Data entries
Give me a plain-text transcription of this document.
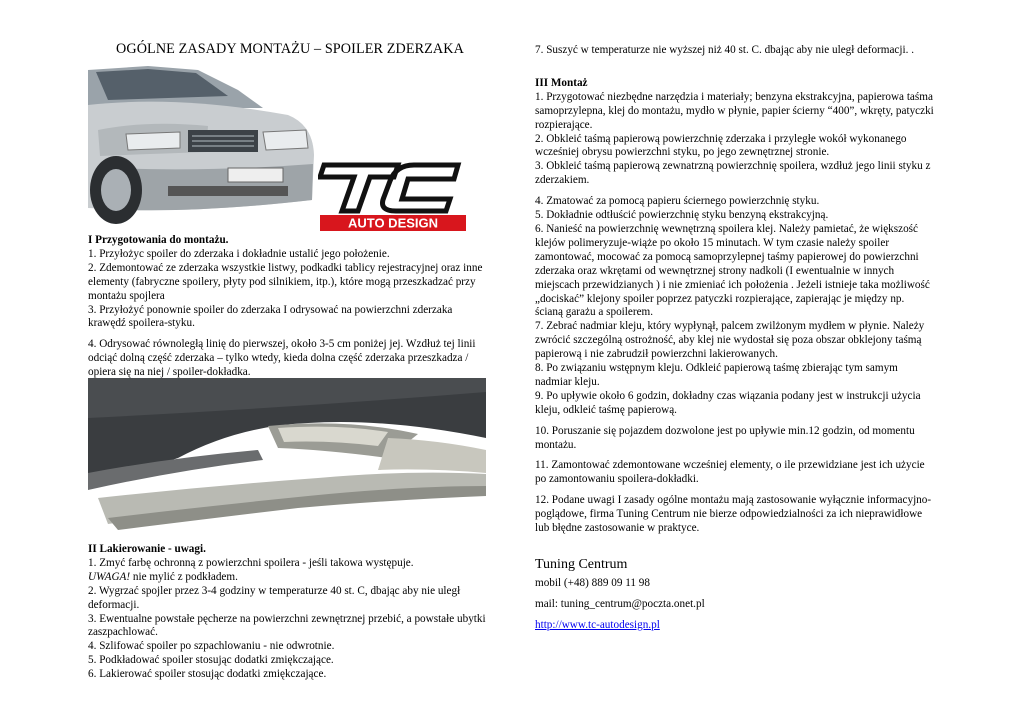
OGÓLNE ZASADY MONTAŻU – SPOILER ZDERZAKA

AUTO DESIGN

I Przygotowania do montażu.

1. Przyłożyc spoiler do zderzaka i dokładnie ustalić jego położenie.

2. Zdemontować ze zderzaka wszystkie listwy, podkadki tablicy rejestracyjnej oraz inne elementy (fabryczne spoilery, płyty pod silnikiem, itp.), które mogą przeszkadzać przy montażu spojlera

3. Przyłożyć ponownie spoiler do zderzaka I odrysować na powierzchni zderzaka krawędź spoilera-styku.

4. Odrysować równoległą linię do pierwszej, około 3-5 cm poniżej jej. Wzdłuż tej linii odciąć dolną część zderzaka – tylko wtedy, kieda dolna część zderzaka przeszkadza / opiera się na niej / spoiler-dokładka.

II Lakierowanie - uwagi.

1. Zmyć farbę ochronną z powierzchni spoilera - jeśli takowa występuje.

UWAGA! nie mylić z podkładem.

2. Wygrzać spojler przez 3-4 godziny w temperaturze 40 st. C, dbając aby nie uległ deformacji.

3. Ewentualne powstałe pęcherze na powierzchni zewnętrznej przebić, a powstałe ubytki zaszpachlować.

4. Szlifować spoiler po szpachlowaniu - nie odwrotnie.

5. Podkładować spoiler stosując dodatki zmiękczające.

6. Lakierować spoiler stosując dodatki zmiękczające.

7. Suszyć w temperaturze nie wyższej niż 40 st. C. dbając aby nie uległ deformacji. .

III Montaż

1. Przygotować niezbędne narzędzia i materiały; benzyna ekstrakcyjna, papierowa taśma samoprzylepna, klej do montażu, mydło w płynie, papier ścierny “400”, wkręty, patyczki rozpierające.

2. Obkleić taśmą papierową powierzchnię zderzaka i przyległe wokół wykonanego wcześniej obrysu powierzchni styku, po jego zewnętrznej stronie.

3. Obkleić taśmą papierową zewnatrzną powierzchnię spoilera, wzdłuż jego linii styku z zderzakiem.

4. Zmatować za pomocą papieru ściernego powierzchnię styku.

5. Dokładnie odtłuścić powierzchnię styku benzyną ekstrakcyjną.

6. Nanieść na powierzchnię wewnętrzną spoilera klej. Należy pamietać, że większość klejów polimeryzuje-wiąże po około 15 minutach. W tym czasie należy spoiler zamontować, mocować za pomocą samoprzylepnej taśmy papierowej do powierzchni zderzaka oraz wkrętami od wewnętrznej strony nadkoli (I ewentualnie w innych miejscach przewidzianych ) i nie zmieniać ich położenia . Jeżeli istnieje taka możliwość „dociskać” klejony spoiler poprzez patyczki rozpierające, zapierając je między np. ścianą garażu a spoilerem.

7. Zebrać nadmiar kleju, który wypłynął, palcem zwilżonym mydłem w płynie. Należy zwrócić szczególną ostrożność, aby klej nie wydostał się poza obszar obklejony taśmą papierową i nie zabrudził powierzchni lakierowanych.

8. Po związaniu wstępnym kleju. Odkleić papierową taśmę zbierając tym samym nadmiar kleju.

9. Po upływie około 6 godzin, dokładny czas wiązania podany jest w instrukcji użycia kleju, odkleić taśmę papierową.

10. Poruszanie się pojazdem dozwolone jest po upływie min.12 godzin, od momentu montażu.

11. Zamontować zdemontowane wcześniej elementy, o ile przewidziane jest ich użycie po zamontowaniu spoilera-dokładki.

12. Podane uwagi I zasady ogólne montażu mają zastosowanie wyłącznie informacyjno-poglądowe, firma Tuning Centrum nie bierze odpowiedzialności za ich nieprawidłowe lub błędne zastosowanie w praktyce.

Tuning Centrum

mobil (+48) 889 09 11 98

mail: tuning_centrum@poczta.onet.pl

http://www.tc-autodesign.pl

_WORK TO COMPLETE_: Provide the number of lines in these entries that hold the word "kleju", without any accompanying text.

_COMPLETE RESPONSE_: 3